** begin SUPPLIED DATA **

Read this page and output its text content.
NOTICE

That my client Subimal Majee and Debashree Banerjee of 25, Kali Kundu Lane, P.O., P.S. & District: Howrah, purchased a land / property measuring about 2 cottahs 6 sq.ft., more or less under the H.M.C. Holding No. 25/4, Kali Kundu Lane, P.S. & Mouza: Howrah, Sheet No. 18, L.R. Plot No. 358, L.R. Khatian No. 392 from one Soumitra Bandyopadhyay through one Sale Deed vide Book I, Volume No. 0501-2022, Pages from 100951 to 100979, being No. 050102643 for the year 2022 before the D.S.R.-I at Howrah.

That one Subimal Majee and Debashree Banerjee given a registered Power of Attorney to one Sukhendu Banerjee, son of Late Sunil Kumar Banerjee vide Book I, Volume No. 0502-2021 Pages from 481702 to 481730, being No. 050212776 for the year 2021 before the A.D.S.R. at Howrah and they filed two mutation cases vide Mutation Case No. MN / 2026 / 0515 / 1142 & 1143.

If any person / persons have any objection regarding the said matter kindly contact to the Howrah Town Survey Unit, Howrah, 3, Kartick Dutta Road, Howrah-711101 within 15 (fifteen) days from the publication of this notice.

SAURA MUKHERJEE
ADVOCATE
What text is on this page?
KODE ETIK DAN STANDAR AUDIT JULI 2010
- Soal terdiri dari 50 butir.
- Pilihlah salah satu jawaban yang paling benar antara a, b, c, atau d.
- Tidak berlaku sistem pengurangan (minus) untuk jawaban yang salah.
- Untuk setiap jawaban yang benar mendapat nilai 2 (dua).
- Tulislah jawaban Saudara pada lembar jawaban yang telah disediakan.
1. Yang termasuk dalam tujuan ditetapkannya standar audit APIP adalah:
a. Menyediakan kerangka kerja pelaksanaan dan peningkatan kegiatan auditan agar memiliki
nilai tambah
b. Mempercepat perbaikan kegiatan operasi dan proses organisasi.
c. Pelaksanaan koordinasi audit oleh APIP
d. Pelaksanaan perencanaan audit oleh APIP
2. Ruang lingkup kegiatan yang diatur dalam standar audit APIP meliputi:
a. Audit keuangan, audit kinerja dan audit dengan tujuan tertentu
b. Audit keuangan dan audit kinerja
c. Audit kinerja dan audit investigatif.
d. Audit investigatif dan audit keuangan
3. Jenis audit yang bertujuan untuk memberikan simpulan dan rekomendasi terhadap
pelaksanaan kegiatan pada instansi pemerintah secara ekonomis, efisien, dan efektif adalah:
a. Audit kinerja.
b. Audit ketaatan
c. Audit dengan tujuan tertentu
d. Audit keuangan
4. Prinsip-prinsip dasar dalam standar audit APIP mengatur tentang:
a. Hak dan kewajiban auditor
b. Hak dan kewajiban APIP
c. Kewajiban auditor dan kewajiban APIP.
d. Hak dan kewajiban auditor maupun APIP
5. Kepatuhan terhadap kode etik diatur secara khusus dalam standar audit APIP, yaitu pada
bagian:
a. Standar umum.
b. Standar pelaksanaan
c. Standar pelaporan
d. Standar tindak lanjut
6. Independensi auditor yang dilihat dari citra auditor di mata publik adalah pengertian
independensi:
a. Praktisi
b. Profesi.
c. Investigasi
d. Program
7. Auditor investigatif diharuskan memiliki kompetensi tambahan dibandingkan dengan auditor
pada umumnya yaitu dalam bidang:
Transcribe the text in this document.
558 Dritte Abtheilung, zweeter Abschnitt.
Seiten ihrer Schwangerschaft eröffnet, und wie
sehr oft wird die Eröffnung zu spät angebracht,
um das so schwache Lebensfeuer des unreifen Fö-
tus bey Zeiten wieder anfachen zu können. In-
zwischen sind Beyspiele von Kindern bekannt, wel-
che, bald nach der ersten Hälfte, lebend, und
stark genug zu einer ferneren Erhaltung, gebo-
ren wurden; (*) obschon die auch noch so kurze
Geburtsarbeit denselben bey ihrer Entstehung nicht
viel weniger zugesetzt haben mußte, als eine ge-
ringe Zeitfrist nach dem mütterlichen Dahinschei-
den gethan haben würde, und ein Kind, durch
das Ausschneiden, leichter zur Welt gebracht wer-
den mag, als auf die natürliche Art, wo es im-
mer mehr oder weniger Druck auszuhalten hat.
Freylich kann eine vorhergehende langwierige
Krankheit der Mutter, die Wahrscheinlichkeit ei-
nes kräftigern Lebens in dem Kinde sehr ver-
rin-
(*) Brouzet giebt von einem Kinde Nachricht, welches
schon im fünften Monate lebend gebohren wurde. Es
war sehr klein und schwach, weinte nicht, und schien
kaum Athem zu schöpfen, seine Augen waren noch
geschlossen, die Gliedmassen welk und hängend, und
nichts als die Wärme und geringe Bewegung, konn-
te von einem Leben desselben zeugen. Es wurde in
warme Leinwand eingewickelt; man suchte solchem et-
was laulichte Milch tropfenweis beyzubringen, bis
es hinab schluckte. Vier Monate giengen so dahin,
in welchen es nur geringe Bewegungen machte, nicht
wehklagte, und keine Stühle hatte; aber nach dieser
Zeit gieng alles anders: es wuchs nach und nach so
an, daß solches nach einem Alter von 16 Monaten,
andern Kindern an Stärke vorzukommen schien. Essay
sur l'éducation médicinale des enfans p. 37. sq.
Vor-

** end SUPPLIED DATA **

▶ AIM:
Filter the entries above down to the lines containing the word "geringe".

▶ EXERCISE ANSWER:
nichts als die Wärme und geringe Bewegung, konn-
in welchen es nur geringe Bewegungen machte, nicht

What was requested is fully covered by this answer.